Directive: Extract every line below that contains the word "date".

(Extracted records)
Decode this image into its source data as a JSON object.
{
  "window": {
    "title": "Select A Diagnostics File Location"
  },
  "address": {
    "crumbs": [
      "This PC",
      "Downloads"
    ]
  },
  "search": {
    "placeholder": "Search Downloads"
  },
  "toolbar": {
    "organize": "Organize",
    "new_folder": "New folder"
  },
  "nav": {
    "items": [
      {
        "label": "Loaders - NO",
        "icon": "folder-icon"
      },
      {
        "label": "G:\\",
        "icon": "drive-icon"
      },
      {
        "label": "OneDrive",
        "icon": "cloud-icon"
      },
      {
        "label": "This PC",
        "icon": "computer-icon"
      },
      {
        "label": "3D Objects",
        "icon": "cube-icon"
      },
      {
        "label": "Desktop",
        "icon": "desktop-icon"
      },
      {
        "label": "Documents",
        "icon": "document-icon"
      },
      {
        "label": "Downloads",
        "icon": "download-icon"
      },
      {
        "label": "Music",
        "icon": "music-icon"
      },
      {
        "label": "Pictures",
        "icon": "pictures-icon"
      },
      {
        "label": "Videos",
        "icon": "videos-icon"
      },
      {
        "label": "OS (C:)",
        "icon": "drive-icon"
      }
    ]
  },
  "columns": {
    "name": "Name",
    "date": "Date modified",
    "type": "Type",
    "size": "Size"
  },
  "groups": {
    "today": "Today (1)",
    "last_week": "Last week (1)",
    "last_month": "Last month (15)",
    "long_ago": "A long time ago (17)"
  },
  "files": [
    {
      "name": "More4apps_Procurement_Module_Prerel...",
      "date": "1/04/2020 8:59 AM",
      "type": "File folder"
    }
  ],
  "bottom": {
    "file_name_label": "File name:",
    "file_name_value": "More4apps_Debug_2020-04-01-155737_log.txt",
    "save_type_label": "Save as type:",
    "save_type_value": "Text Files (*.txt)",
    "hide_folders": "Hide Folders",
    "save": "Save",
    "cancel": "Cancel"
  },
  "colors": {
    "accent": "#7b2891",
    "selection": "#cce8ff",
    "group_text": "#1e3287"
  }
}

Written solution:
    "date": "Date modified",
      "date": "1/04/2020 8:59 AM",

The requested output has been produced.